## Goal
Gather the lines that hold the string "JSON".

□ □ □

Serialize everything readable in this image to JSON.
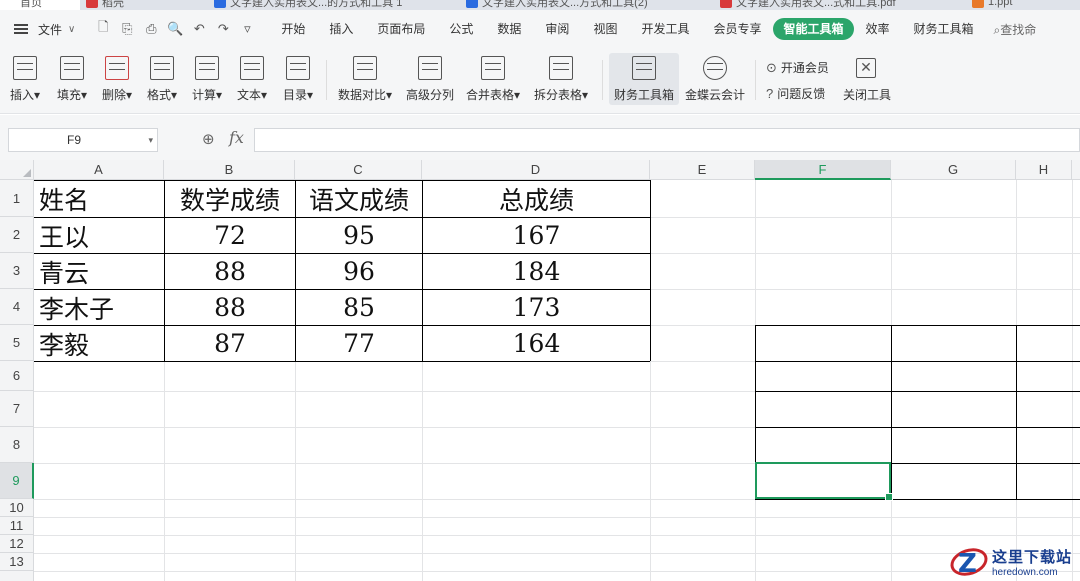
{
  "tabs": [
    {
      "label": "首页",
      "color": "#3b6fd8"
    },
    {
      "label": "稻壳",
      "color": "#d8393b"
    },
    {
      "label": "文字建入实用表文...的方式和工具 1",
      "color": "#2a6be0"
    },
    {
      "label": "文字建入实用表文...方式和工具(2)",
      "color": "#2a6be0"
    },
    {
      "label": "文字建入实用表文...式和工具.pdf",
      "color": "#d8393b"
    },
    {
      "label": "1.ppt",
      "color": "#e8792a"
    }
  ],
  "menubar": {
    "file": "文件",
    "file_caret": "∨",
    "quick_access": [
      "🗋",
      "⎘",
      "⎙",
      "🔍",
      "↶",
      "↷",
      "▿"
    ],
    "items": [
      "开始",
      "插入",
      "页面布局",
      "公式",
      "数据",
      "审阅",
      "视图",
      "开发工具",
      "会员专享",
      "智能工具箱",
      "效率",
      "财务工具箱"
    ],
    "active_index": 9,
    "search": "查找命"
  },
  "ribbon": {
    "buttons": [
      {
        "label": "插入"
      },
      {
        "label": "填充"
      },
      {
        "label": "删除"
      },
      {
        "label": "格式"
      },
      {
        "label": "计算"
      },
      {
        "label": "文本"
      },
      {
        "label": "目录"
      },
      {
        "label": "数据对比"
      },
      {
        "label": "高级分列"
      },
      {
        "label": "合并表格"
      },
      {
        "label": "拆分表格"
      },
      {
        "label": "财务工具箱"
      },
      {
        "label": "金蝶云会计"
      }
    ],
    "dropdown_caret": "▾",
    "open_member": "开通会员",
    "open_member_icon": "⊙",
    "feedback": "问题反馈",
    "feedback_icon": "?",
    "close_tools": "关闭工具",
    "close_icon": "✕"
  },
  "formula": {
    "cell_ref": "F9",
    "caret": "▾",
    "zoom_icon": "⊕",
    "fx": "fx",
    "value": ""
  },
  "columns": [
    "A",
    "B",
    "C",
    "D",
    "E",
    "F",
    "G",
    "H"
  ],
  "selected_column": "F",
  "rows": [
    "1",
    "2",
    "3",
    "4",
    "5",
    "6",
    "7",
    "8",
    "9",
    "10",
    "11",
    "12",
    "13"
  ],
  "selected_row": "9",
  "table": {
    "header": [
      "姓名",
      "数学成绩",
      "语文成绩",
      "总成绩"
    ],
    "rows": [
      [
        "王以",
        "72",
        "95",
        "167"
      ],
      [
        "青云",
        "88",
        "96",
        "184"
      ],
      [
        "李木子",
        "88",
        "85",
        "173"
      ],
      [
        "李毅",
        "87",
        "77",
        "164"
      ]
    ]
  },
  "watermark": {
    "logo_letter": "Z",
    "cn": "这里下载站",
    "en": "heredown.com"
  }
}
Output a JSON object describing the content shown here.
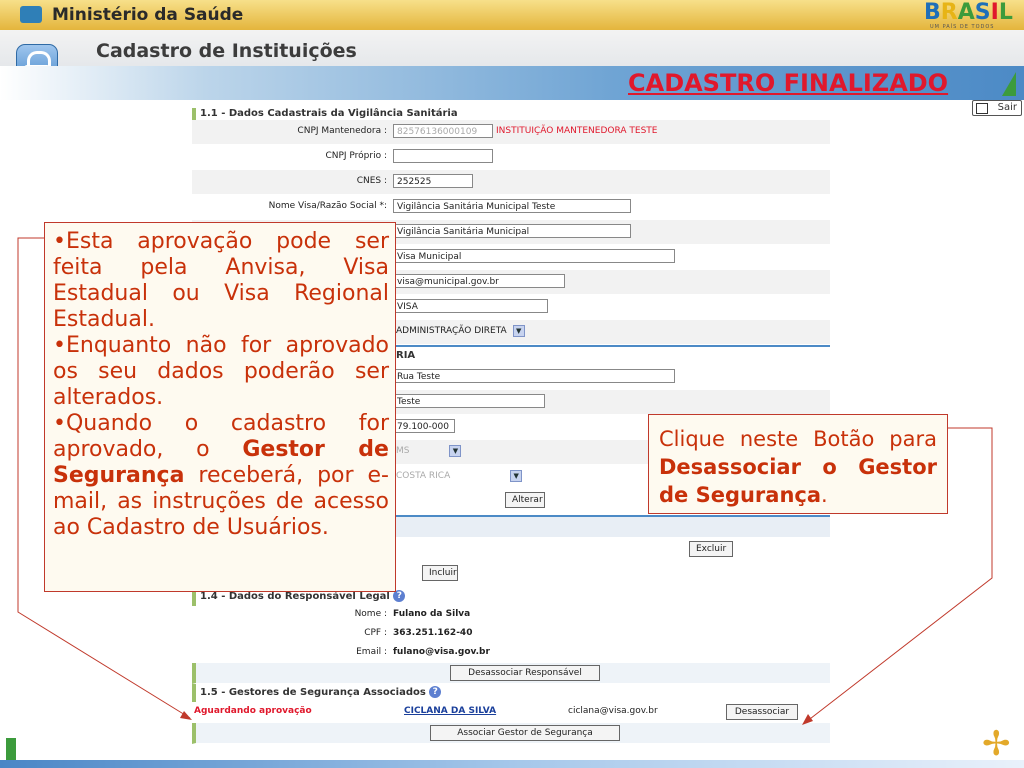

□ □ □

## Task answer
Serialize everything readable in this image to JSON.
Output a JSON object describing the content shown here.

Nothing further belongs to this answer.